Records for processing =>
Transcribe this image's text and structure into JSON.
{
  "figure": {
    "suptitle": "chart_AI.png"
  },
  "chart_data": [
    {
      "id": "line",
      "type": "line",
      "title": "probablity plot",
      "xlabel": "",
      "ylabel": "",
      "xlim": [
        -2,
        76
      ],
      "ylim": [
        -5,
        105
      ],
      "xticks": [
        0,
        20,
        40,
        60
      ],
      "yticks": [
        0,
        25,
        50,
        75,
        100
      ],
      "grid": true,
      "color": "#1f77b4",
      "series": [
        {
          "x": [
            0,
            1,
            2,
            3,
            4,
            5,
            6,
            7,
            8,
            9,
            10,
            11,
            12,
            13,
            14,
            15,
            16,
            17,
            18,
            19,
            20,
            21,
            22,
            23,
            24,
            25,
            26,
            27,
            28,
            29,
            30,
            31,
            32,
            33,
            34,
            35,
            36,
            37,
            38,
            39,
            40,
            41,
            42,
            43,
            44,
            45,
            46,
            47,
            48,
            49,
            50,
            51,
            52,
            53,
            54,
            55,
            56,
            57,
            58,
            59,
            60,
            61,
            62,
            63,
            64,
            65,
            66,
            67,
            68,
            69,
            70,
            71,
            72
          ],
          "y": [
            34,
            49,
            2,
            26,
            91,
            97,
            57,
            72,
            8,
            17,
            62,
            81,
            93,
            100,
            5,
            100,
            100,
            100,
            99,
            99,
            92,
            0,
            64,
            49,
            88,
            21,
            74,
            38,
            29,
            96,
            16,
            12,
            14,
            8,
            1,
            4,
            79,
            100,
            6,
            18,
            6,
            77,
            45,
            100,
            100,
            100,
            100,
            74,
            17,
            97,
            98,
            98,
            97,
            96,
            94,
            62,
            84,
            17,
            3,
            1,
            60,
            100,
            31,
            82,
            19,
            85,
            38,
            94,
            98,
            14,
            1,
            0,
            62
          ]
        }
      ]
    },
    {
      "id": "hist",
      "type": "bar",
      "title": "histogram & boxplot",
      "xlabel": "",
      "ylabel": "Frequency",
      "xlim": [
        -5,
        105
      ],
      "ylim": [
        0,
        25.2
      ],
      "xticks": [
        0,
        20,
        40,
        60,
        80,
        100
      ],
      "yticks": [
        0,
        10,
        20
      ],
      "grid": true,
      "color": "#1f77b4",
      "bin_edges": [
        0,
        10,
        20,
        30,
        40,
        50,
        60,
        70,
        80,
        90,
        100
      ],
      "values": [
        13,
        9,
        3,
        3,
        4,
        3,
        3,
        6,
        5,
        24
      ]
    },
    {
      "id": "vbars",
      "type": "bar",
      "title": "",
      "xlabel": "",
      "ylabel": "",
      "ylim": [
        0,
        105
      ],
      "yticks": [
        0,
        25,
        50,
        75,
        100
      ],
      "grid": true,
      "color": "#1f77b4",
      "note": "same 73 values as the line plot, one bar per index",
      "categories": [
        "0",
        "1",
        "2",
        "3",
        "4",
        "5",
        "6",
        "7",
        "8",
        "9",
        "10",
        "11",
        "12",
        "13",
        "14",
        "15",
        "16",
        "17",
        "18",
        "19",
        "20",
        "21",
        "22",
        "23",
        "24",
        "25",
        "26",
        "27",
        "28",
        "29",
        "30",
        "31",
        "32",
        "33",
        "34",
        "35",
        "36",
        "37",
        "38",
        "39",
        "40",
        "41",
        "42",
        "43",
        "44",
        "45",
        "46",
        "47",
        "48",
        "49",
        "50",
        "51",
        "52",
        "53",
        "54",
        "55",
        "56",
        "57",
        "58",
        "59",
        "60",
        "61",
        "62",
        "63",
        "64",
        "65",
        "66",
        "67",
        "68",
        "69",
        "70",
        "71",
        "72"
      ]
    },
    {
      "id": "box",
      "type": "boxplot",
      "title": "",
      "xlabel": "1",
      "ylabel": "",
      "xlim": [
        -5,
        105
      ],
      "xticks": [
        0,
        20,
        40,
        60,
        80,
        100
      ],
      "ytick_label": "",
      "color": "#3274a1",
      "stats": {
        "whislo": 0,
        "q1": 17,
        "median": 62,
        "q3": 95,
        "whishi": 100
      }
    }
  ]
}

Aim =>
Look through the material above and pick out each line holding the word "type".

Answer to the task =>
      "type": "line",
      "type": "bar",
      "type": "bar",
      "type": "boxplot",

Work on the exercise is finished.